#### The task:
Gather up the lines with the word "đồng" in them.

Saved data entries
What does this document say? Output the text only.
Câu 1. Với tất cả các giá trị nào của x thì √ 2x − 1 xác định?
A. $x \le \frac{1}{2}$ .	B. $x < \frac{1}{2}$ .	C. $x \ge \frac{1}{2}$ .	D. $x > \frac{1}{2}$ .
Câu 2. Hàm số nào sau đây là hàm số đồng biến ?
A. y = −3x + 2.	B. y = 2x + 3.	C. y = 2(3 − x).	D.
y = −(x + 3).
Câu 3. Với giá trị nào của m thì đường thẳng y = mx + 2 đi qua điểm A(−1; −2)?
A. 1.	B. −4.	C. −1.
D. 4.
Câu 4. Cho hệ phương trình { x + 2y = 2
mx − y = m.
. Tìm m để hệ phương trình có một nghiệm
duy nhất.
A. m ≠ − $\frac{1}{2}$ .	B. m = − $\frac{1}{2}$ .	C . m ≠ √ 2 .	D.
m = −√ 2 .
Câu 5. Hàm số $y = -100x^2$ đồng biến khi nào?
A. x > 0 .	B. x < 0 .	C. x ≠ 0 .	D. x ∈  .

==

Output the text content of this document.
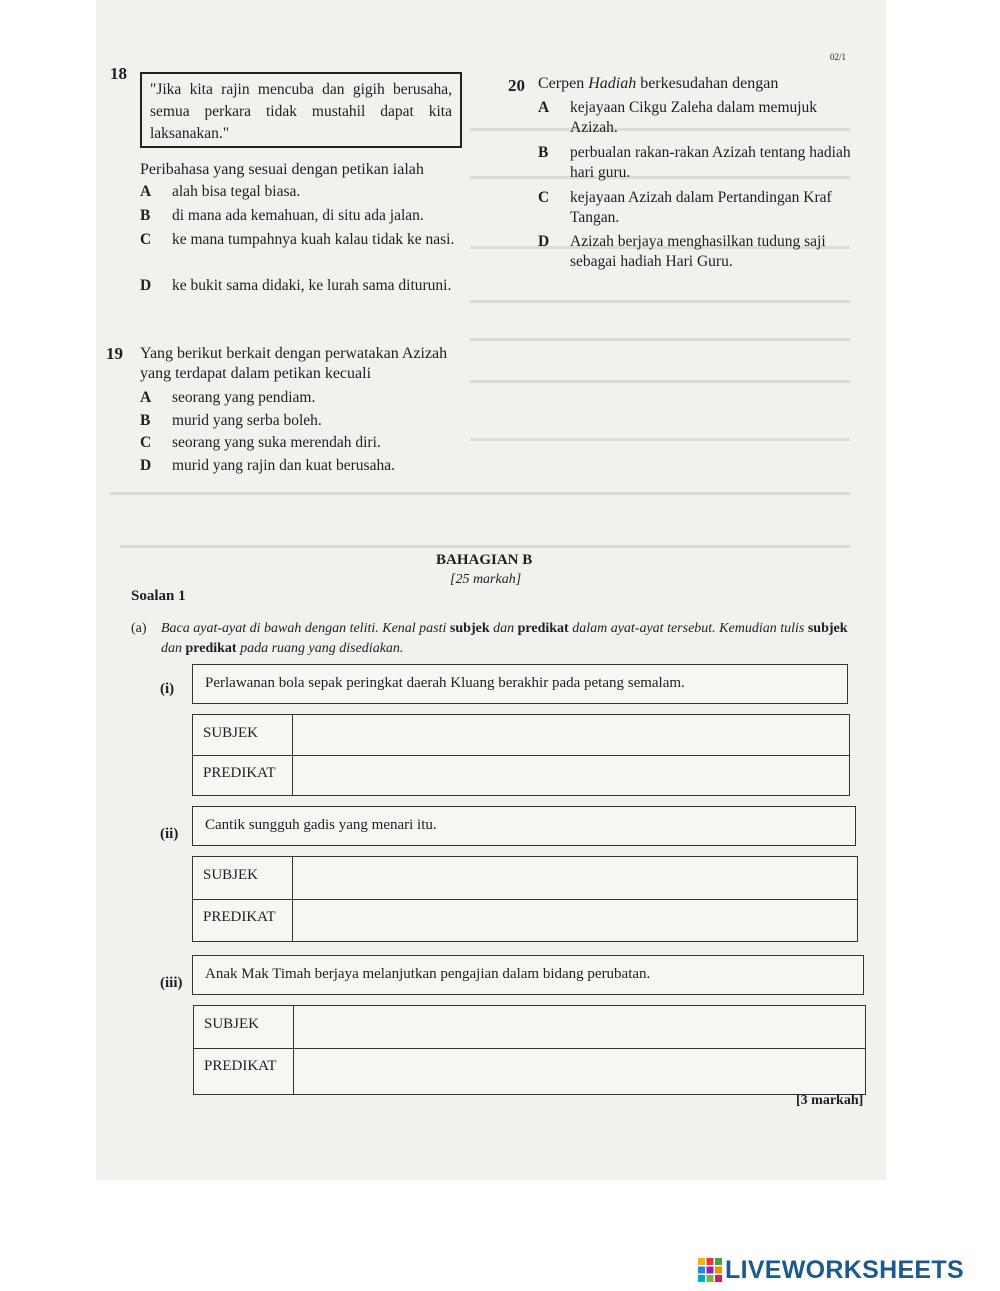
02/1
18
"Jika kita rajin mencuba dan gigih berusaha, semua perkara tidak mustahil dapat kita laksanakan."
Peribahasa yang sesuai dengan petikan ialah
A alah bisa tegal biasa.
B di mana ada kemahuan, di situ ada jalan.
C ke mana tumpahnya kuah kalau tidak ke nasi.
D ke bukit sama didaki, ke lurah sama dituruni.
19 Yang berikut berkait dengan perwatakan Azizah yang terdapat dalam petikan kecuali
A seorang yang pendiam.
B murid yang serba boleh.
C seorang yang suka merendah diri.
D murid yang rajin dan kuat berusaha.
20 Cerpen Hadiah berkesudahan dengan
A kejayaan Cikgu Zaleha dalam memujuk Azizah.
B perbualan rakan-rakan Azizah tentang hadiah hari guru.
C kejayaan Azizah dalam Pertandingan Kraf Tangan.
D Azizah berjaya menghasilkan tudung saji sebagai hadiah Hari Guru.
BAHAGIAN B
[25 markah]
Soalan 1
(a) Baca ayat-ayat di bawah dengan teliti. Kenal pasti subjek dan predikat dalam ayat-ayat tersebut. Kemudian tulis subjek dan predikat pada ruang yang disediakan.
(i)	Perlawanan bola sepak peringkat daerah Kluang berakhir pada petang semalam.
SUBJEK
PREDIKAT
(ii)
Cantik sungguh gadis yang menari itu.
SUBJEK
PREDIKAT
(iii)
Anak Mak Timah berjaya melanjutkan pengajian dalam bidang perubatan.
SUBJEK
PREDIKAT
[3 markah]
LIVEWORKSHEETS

#### Response:
Câu 2. Hàm số nào sau đây là hàm số đồng biến ?
Câu 5. Hàm số $y = -100x^2$ đồng biến khi nào?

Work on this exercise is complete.